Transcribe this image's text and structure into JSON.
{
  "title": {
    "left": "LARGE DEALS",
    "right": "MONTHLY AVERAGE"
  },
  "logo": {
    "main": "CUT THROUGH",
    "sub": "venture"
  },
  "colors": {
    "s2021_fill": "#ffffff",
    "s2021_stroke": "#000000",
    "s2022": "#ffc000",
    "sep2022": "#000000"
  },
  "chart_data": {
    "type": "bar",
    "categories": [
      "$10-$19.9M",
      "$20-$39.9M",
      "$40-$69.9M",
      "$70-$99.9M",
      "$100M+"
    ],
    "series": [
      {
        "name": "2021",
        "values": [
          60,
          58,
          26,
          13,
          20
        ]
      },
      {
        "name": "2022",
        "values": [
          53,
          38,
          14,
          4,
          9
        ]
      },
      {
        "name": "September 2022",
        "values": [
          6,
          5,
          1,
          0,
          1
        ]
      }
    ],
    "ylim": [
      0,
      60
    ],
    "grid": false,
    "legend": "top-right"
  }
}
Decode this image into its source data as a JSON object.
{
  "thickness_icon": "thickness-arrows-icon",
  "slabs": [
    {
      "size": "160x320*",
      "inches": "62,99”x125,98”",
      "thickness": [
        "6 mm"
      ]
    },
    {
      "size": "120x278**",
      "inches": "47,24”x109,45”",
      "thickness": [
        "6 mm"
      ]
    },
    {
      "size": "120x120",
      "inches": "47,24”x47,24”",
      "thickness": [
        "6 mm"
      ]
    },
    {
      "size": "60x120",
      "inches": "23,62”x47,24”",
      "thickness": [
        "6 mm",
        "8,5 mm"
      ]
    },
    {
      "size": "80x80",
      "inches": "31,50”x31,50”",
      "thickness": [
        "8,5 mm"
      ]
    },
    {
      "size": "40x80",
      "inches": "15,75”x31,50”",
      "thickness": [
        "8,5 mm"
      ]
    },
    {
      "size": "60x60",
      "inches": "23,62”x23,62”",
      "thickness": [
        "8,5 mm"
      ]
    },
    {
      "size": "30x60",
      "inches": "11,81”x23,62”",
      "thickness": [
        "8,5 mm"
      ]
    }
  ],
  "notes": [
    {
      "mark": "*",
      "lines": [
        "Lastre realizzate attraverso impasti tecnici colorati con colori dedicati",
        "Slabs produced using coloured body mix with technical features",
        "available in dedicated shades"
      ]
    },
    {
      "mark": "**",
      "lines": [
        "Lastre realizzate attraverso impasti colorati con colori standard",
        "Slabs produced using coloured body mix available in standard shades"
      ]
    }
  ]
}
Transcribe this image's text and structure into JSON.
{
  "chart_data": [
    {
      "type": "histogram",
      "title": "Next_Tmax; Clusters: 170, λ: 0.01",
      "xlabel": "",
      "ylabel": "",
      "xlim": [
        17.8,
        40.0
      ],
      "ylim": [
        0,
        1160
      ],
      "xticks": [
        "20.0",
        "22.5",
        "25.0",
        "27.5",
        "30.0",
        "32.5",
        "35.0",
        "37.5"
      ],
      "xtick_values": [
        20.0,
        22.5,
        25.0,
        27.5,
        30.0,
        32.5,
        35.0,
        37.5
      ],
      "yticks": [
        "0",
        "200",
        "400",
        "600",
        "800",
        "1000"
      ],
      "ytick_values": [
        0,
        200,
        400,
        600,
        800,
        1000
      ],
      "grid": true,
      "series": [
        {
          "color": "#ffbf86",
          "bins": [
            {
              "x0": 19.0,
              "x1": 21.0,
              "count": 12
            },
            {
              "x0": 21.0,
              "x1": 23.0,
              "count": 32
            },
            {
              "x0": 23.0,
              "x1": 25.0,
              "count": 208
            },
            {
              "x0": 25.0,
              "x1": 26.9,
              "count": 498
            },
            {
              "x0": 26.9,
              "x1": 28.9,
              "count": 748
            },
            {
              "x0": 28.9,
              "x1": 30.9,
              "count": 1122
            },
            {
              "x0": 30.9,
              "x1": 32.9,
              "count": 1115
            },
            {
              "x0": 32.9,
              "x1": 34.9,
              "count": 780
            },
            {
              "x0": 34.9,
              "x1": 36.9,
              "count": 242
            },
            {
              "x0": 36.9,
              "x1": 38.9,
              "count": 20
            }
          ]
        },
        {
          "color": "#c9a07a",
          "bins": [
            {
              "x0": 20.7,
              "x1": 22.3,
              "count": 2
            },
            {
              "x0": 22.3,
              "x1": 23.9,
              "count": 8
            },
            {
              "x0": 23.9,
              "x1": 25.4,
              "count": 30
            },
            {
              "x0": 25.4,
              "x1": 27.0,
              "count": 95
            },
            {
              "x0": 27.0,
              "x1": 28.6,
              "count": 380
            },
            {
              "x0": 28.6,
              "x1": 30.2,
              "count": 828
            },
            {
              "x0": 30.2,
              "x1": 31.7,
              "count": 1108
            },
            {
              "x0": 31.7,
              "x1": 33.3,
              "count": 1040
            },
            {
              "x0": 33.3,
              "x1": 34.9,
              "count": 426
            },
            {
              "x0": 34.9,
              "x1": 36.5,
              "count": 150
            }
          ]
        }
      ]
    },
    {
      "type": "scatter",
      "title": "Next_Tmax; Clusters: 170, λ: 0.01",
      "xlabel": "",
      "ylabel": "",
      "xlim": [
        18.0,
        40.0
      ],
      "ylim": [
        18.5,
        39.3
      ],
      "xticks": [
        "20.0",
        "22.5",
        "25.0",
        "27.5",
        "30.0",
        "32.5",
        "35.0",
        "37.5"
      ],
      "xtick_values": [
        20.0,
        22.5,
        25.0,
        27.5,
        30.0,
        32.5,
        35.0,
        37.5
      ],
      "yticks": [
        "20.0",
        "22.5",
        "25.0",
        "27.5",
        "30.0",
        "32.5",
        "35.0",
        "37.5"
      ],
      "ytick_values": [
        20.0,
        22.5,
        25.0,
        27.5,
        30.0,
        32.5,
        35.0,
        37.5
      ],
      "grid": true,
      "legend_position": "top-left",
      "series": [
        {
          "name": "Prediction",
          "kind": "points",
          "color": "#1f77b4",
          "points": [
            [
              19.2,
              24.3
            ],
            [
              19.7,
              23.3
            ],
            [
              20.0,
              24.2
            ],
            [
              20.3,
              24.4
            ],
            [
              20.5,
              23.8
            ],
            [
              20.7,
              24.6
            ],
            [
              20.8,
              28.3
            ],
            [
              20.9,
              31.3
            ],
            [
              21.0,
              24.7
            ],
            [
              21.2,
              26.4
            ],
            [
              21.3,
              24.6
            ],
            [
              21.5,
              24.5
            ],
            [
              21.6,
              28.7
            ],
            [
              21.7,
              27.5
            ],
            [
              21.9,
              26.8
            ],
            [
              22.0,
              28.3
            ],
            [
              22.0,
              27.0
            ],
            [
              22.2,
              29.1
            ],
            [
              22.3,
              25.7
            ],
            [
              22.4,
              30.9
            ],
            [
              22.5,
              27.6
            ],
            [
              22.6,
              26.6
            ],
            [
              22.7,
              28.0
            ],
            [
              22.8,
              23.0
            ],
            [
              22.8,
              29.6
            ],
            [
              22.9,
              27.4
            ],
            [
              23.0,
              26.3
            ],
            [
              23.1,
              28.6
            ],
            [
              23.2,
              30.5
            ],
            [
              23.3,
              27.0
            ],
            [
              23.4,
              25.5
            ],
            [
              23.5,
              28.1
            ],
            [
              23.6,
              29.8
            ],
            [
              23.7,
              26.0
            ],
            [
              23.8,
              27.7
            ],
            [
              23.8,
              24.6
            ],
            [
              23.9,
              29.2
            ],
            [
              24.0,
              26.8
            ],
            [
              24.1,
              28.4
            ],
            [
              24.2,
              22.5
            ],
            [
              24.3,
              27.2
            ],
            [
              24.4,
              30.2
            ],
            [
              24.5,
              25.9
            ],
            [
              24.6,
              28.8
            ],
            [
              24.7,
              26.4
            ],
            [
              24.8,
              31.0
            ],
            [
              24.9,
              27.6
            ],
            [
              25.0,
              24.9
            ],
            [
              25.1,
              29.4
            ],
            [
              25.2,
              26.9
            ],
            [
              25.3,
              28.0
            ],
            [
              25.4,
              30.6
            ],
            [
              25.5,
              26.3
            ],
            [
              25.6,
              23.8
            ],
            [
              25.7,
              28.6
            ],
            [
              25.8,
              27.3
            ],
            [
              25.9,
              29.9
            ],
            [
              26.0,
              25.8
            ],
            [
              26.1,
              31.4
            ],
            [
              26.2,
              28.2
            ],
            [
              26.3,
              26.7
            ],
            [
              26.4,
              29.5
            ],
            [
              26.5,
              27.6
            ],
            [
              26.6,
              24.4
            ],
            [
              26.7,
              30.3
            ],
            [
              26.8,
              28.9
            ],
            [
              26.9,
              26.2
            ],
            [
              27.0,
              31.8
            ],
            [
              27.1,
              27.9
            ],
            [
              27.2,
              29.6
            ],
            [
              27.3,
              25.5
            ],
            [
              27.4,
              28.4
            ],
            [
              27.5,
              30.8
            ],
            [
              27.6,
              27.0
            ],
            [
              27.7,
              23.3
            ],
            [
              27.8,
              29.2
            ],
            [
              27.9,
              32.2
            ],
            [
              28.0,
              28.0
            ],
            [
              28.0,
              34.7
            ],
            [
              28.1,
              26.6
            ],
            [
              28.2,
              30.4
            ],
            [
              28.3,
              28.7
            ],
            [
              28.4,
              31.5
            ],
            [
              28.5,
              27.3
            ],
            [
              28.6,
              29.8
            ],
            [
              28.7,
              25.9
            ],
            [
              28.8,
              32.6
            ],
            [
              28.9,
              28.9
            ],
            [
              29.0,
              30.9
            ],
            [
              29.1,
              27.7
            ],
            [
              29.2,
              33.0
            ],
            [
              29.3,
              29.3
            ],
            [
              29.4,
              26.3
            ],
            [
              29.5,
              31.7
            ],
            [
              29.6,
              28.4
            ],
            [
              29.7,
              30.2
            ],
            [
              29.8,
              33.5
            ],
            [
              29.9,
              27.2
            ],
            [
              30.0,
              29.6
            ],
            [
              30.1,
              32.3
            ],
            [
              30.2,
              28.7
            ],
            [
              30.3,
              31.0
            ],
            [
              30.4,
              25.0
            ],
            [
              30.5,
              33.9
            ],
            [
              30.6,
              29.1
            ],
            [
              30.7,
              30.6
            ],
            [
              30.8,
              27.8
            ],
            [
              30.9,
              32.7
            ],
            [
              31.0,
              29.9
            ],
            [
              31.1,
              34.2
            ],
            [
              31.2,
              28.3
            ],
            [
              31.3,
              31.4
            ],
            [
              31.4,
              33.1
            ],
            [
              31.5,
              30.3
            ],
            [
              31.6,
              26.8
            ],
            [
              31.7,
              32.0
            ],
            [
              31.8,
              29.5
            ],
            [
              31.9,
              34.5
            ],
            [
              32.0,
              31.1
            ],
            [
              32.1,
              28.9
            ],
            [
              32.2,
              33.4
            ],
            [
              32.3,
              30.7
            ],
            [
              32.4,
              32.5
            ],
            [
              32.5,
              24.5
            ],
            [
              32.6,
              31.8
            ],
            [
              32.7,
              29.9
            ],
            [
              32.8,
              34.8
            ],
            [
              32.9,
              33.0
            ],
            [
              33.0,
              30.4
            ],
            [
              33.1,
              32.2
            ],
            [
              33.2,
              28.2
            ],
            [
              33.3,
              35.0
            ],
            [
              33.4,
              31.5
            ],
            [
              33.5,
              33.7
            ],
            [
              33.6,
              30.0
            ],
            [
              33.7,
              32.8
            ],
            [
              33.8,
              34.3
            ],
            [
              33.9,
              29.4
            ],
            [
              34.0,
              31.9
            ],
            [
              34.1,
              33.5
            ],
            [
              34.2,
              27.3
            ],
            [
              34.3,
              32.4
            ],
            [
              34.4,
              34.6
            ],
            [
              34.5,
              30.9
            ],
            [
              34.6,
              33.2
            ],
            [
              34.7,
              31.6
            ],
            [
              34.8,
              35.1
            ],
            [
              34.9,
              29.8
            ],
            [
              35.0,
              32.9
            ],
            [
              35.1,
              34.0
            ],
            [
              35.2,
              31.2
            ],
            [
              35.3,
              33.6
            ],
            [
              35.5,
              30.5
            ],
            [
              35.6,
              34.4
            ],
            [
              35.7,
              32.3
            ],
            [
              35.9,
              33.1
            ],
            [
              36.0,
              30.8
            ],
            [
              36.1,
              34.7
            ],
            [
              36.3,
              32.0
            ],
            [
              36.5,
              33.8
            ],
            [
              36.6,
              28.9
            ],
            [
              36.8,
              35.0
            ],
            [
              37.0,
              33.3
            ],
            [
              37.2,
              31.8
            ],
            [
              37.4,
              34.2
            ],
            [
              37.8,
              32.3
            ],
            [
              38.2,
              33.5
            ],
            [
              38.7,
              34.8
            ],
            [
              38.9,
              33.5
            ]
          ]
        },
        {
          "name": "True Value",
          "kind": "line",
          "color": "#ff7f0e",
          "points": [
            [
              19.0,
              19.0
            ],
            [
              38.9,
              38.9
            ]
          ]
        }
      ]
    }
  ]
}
────────
# Set exercise
Look through the entries and return every line where "name" appears.

# Task response
        "name": "2021",
        "name": "2022",
        "name": "September 2022",
          "name": "Prediction",
          "name": "True Value",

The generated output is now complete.